== DATA EXTRACT ==
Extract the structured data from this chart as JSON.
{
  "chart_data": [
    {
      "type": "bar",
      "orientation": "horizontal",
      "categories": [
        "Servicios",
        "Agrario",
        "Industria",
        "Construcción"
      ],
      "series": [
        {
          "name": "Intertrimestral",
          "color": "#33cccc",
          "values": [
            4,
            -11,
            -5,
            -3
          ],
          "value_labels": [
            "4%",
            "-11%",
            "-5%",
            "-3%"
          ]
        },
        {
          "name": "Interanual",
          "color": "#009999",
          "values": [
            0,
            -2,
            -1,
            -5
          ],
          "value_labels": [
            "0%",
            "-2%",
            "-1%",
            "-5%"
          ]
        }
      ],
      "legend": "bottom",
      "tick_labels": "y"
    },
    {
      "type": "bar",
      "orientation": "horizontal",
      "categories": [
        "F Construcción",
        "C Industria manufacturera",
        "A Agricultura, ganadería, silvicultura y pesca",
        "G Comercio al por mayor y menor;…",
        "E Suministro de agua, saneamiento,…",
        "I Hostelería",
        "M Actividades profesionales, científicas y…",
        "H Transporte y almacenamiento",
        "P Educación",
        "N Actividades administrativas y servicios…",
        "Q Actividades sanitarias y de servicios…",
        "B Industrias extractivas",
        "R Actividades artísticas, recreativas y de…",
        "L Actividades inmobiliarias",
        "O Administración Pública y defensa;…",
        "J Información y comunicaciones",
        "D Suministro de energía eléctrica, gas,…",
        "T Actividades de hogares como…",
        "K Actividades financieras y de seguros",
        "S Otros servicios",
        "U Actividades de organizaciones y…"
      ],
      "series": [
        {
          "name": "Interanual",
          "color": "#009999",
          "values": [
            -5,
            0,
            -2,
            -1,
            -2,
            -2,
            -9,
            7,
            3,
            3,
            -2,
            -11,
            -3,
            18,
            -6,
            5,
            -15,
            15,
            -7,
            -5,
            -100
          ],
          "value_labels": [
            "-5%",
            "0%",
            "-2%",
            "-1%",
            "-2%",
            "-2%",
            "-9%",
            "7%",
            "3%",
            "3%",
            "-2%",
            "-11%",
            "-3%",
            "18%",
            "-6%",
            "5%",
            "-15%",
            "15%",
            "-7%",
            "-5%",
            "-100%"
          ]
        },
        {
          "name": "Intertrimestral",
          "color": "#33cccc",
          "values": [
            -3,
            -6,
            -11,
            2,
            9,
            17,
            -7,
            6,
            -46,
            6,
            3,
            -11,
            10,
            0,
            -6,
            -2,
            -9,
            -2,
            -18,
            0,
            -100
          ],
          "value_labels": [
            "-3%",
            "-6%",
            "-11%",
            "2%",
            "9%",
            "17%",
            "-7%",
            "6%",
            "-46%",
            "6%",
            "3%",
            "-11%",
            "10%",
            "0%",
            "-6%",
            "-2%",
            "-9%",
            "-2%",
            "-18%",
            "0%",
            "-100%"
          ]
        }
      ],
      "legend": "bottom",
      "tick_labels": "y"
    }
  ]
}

== REQUIREMENT ==
Return each entry from above without altering a single character.

== WRITTEN ANSWER ==
Extract the structured data from this chart as JSON.
{
  "chart_data": [
    {
      "type": "bar",
      "orientation": "horizontal",
      "categories": [
        "Servicios",
        "Agrario",
        "Industria",
        "Construcción"
      ],
      "series": [
        {
          "name": "Intertrimestral",
          "color": "#33cccc",
          "values": [
            4,
            -11,
            -5,
            -3
          ],
          "value_labels": [
            "4%",
            "-11%",
            "-5%",
            "-3%"
          ]
        },
        {
          "name": "Interanual",
          "color": "#009999",
          "values": [
            0,
            -2,
            -1,
            -5
          ],
          "value_labels": [
            "0%",
            "-2%",
            "-1%",
            "-5%"
          ]
        }
      ],
      "legend": "bottom",
      "tick_labels": "y"
    },
    {
      "type": "bar",
      "orientation": "horizontal",
      "categories": [
        "F Construcción",
        "C Industria manufacturera",
        "A Agricultura, ganadería, silvicultura y pesca",
        "G Comercio al por mayor y menor;…",
        "E Suministro de agua, saneamiento,…",
        "I Hostelería",
        "M Actividades profesionales, científicas y…",
        "H Transporte y almacenamiento",
        "P Educación",
        "N Actividades administrativas y servicios…",
        "Q Actividades sanitarias y de servicios…",
        "B Industrias extractivas",
        "R Actividades artísticas, recreativas y de…",
        "L Actividades inmobiliarias",
        "O Administración Pública y defensa;…",
        "J Información y comunicaciones",
        "D Suministro de energía eléctrica, gas,…",
        "T Actividades de hogares como…",
        "K Actividades financieras y de seguros",
        "S Otros servicios",
        "U Actividades de organizaciones y…"
      ],
      "series": [
        {
          "name": "Interanual",
          "color": "#009999",
          "values": [
            -5,
            0,
            -2,
            -1,
            -2,
            -2,
            -9,
            7,
            3,
            3,
            -2,
            -11,
            -3,
            18,
            -6,
            5,
            -15,
            15,
            -7,
            -5,
            -100
          ],
          "value_labels": [
            "-5%",
            "0%",
            "-2%",
            "-1%",
            "-2%",
            "-2%",
            "-9%",
            "7%",
            "3%",
            "3%",
            "-2%",
            "-11%",
            "-3%",
            "18%",
            "-6%",
            "5%",
            "-15%",
            "15%",
            "-7%",
            "-5%",
            "-100%"
          ]
        },
        {
          "name": "Intertrimestral",
          "color": "#33cccc",
          "values": [
            -3,
            -6,
            -11,
            2,
            9,
            17,
            -7,
            6,
            -46,
            6,
            3,
            -11,
            10,
            0,
            -6,
            -2,
            -9,
            -2,
            -18,
            0,
            -100
          ],
          "value_labels": [
            "-3%",
            "-6%",
            "-11%",
            "2%",
            "9%",
            "17%",
            "-7%",
            "6%",
            "-46%",
            "6%",
            "3%",
            "-11%",
            "10%",
            "0%",
            "-6%",
            "-2%",
            "-9%",
            "-2%",
            "-18%",
            "0%",
            "-100%"
          ]
        }
      ],
      "legend": "bottom",
      "tick_labels": "y"
    }
  ]
}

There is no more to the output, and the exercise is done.